Element and coordinate records:
begin

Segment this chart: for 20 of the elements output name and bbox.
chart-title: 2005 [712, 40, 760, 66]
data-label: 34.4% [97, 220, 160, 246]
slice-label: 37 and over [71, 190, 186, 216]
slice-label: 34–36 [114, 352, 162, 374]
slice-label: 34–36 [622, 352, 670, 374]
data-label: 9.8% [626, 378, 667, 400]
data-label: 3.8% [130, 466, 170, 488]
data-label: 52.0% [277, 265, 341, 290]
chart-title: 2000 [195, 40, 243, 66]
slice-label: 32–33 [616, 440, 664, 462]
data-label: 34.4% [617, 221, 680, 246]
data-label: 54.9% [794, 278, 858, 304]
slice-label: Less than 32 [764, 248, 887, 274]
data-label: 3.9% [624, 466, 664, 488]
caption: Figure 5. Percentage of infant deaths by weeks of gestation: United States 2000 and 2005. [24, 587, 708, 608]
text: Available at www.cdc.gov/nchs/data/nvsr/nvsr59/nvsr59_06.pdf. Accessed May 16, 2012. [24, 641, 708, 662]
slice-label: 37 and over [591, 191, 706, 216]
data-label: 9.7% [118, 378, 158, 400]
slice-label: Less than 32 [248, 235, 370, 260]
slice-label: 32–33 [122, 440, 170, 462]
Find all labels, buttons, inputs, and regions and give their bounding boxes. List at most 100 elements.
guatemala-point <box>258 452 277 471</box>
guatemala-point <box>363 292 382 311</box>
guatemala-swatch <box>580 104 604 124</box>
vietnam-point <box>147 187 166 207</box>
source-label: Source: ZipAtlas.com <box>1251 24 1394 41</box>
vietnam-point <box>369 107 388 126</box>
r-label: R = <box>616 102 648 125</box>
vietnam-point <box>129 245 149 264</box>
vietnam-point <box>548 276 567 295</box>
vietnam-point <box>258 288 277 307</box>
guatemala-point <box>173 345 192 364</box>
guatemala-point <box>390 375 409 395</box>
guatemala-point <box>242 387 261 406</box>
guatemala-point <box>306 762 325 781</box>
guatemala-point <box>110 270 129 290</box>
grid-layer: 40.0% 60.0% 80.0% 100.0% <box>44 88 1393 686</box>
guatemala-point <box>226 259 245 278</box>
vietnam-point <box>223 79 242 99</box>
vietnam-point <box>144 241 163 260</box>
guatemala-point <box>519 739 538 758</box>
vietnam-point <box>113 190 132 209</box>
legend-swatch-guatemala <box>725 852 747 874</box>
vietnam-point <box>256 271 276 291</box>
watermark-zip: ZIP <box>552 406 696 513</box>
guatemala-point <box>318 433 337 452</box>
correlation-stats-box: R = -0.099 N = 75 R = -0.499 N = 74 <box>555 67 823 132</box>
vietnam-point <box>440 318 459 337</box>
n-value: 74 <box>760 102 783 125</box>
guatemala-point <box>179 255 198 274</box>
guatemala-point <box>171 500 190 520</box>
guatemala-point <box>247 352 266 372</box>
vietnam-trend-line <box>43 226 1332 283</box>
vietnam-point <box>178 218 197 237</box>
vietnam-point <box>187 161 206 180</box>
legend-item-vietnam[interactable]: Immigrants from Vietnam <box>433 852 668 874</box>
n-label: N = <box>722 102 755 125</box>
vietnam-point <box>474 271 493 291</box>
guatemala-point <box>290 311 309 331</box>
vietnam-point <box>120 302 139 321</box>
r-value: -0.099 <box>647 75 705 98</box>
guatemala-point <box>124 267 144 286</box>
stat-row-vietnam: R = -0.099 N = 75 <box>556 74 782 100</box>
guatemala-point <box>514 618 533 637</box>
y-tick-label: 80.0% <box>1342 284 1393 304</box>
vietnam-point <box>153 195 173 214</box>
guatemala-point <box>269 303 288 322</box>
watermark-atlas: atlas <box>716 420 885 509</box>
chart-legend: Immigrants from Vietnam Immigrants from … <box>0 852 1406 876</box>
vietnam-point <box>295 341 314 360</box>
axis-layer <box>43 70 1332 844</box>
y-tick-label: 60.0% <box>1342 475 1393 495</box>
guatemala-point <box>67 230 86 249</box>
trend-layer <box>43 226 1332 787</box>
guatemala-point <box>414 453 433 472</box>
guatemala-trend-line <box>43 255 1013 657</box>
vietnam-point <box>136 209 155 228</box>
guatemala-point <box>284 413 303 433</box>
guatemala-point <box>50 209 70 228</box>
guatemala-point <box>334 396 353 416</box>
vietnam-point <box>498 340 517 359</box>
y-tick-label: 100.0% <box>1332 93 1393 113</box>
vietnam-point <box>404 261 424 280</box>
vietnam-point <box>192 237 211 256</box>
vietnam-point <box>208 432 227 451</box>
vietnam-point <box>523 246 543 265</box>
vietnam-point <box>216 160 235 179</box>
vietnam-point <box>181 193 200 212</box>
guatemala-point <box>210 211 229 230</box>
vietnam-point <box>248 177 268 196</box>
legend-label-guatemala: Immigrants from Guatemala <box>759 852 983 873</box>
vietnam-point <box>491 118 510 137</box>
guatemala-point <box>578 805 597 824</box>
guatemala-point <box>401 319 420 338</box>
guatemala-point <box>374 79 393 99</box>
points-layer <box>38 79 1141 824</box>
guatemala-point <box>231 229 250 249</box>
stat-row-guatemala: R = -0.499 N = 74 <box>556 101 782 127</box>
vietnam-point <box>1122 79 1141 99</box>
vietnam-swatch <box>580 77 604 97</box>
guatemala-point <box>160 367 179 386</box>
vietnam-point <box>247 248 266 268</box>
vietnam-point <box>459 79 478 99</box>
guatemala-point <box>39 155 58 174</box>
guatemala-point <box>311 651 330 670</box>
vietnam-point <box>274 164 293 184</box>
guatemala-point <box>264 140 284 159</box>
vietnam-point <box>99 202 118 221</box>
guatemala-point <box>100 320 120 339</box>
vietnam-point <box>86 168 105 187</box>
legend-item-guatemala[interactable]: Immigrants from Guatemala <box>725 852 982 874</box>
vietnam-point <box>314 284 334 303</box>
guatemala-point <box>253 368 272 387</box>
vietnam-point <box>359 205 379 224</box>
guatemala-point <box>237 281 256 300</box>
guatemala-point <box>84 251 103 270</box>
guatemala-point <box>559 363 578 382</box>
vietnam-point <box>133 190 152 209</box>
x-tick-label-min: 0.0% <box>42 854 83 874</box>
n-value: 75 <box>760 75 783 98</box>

end

Set task:
Write out all of the records above again, switching each "slice-label" to "wedge-label" and leaving everything else unchanged.

Written solution:
Segment this chart: for 20 of the elements output name and bbox.
chart-title: 2005 [712, 40, 760, 66]
data-label: 34.4% [97, 220, 160, 246]
wedge-label: 37 and over [71, 190, 186, 216]
wedge-label: 34–36 [114, 352, 162, 374]
wedge-label: 34–36 [622, 352, 670, 374]
data-label: 9.8% [626, 378, 667, 400]
data-label: 3.8% [130, 466, 170, 488]
data-label: 52.0% [277, 265, 341, 290]
chart-title: 2000 [195, 40, 243, 66]
wedge-label: 32–33 [616, 440, 664, 462]
data-label: 34.4% [617, 221, 680, 246]
data-label: 54.9% [794, 278, 858, 304]
wedge-label: Less than 32 [764, 248, 887, 274]
data-label: 3.9% [624, 466, 664, 488]
caption: Figure 5. Percentage of infant deaths by weeks of gestation: United States 2000 and 2005. [24, 587, 708, 608]
text: Available at www.cdc.gov/nchs/data/nvsr/nvsr59/nvsr59_06.pdf. Accessed May 16, 2012. [24, 641, 708, 662]
wedge-label: 37 and over [591, 191, 706, 216]
data-label: 9.7% [118, 378, 158, 400]
wedge-label: Less than 32 [248, 235, 370, 260]
wedge-label: 32–33 [122, 440, 170, 462]
Find all labels, buttons, inputs, and regions and give their bounding boxes. List at most 100 elements.
guatemala-point <box>258 452 277 471</box>
guatemala-point <box>363 292 382 311</box>
guatemala-swatch <box>580 104 604 124</box>
vietnam-point <box>147 187 166 207</box>
source-label: Source: ZipAtlas.com <box>1251 24 1394 41</box>
vietnam-point <box>369 107 388 126</box>
r-label: R = <box>616 102 648 125</box>
vietnam-point <box>129 245 149 264</box>
vietnam-point <box>548 276 567 295</box>
vietnam-point <box>258 288 277 307</box>
guatemala-point <box>173 345 192 364</box>
guatemala-point <box>390 375 409 395</box>
guatemala-point <box>242 387 261 406</box>
guatemala-point <box>306 762 325 781</box>
guatemala-point <box>110 270 129 290</box>
grid-layer: 40.0% 60.0% 80.0% 100.0% <box>44 88 1393 686</box>
guatemala-point <box>226 259 245 278</box>
vietnam-point <box>223 79 242 99</box>
vietnam-point <box>144 241 163 260</box>
guatemala-point <box>519 739 538 758</box>
vietnam-point <box>113 190 132 209</box>
legend-swatch-guatemala <box>725 852 747 874</box>
vietnam-point <box>256 271 276 291</box>
watermark-zip: ZIP <box>552 406 696 513</box>
guatemala-point <box>318 433 337 452</box>
correlation-stats-box: R = -0.099 N = 75 R = -0.499 N = 74 <box>555 67 823 132</box>
vietnam-point <box>440 318 459 337</box>
n-value: 74 <box>760 102 783 125</box>
guatemala-point <box>179 255 198 274</box>
guatemala-point <box>171 500 190 520</box>
guatemala-point <box>247 352 266 372</box>
vietnam-trend-line <box>43 226 1332 283</box>
vietnam-point <box>178 218 197 237</box>
vietnam-point <box>187 161 206 180</box>
legend-item-vietnam[interactable]: Immigrants from Vietnam <box>433 852 668 874</box>
n-label: N = <box>722 102 755 125</box>
vietnam-point <box>474 271 493 291</box>
guatemala-point <box>290 311 309 331</box>
vietnam-point <box>120 302 139 321</box>
r-value: -0.099 <box>647 75 705 98</box>
guatemala-point <box>124 267 144 286</box>
stat-row-vietnam: R = -0.099 N = 75 <box>556 74 782 100</box>
guatemala-point <box>514 618 533 637</box>
y-tick-label: 80.0% <box>1342 284 1393 304</box>
vietnam-point <box>153 195 173 214</box>
guatemala-point <box>269 303 288 322</box>
watermark-atlas: atlas <box>716 420 885 509</box>
chart-legend: Immigrants from Vietnam Immigrants from … <box>0 852 1406 876</box>
vietnam-point <box>295 341 314 360</box>
axis-layer <box>43 70 1332 844</box>
y-tick-label: 60.0% <box>1342 475 1393 495</box>
guatemala-point <box>67 230 86 249</box>
trend-layer <box>43 226 1332 787</box>
guatemala-point <box>414 453 433 472</box>
guatemala-trend-line <box>43 255 1013 657</box>
vietnam-point <box>136 209 155 228</box>
guatemala-point <box>284 413 303 433</box>
guatemala-point <box>50 209 70 228</box>
guatemala-point <box>334 396 353 416</box>
vietnam-point <box>498 340 517 359</box>
y-tick-label: 100.0% <box>1332 93 1393 113</box>
vietnam-point <box>404 261 424 280</box>
vietnam-point <box>192 237 211 256</box>
vietnam-point <box>208 432 227 451</box>
vietnam-point <box>523 246 543 265</box>
vietnam-point <box>216 160 235 179</box>
vietnam-point <box>181 193 200 212</box>
guatemala-point <box>210 211 229 230</box>
vietnam-point <box>248 177 268 196</box>
legend-label-guatemala: Immigrants from Guatemala <box>759 852 983 873</box>
vietnam-point <box>491 118 510 137</box>
guatemala-point <box>578 805 597 824</box>
guatemala-point <box>401 319 420 338</box>
guatemala-point <box>374 79 393 99</box>
points-layer <box>38 79 1141 824</box>
guatemala-point <box>231 229 250 249</box>
stat-row-guatemala: R = -0.499 N = 74 <box>556 101 782 127</box>
vietnam-point <box>1122 79 1141 99</box>
vietnam-swatch <box>580 77 604 97</box>
guatemala-point <box>160 367 179 386</box>
vietnam-point <box>247 248 266 268</box>
vietnam-point <box>459 79 478 99</box>
guatemala-point <box>39 155 58 174</box>
guatemala-point <box>311 651 330 670</box>
vietnam-point <box>274 164 293 184</box>
guatemala-point <box>264 140 284 159</box>
vietnam-point <box>99 202 118 221</box>
guatemala-point <box>100 320 120 339</box>
vietnam-point <box>86 168 105 187</box>
legend-item-guatemala[interactable]: Immigrants from Guatemala <box>725 852 982 874</box>
vietnam-point <box>314 284 334 303</box>
guatemala-point <box>253 368 272 387</box>
vietnam-point <box>359 205 379 224</box>
guatemala-point <box>237 281 256 300</box>
guatemala-point <box>84 251 103 270</box>
guatemala-point <box>559 363 578 382</box>
vietnam-point <box>133 190 152 209</box>
x-tick-label-min: 0.0% <box>42 854 83 874</box>
n-value: 75 <box>760 75 783 98</box>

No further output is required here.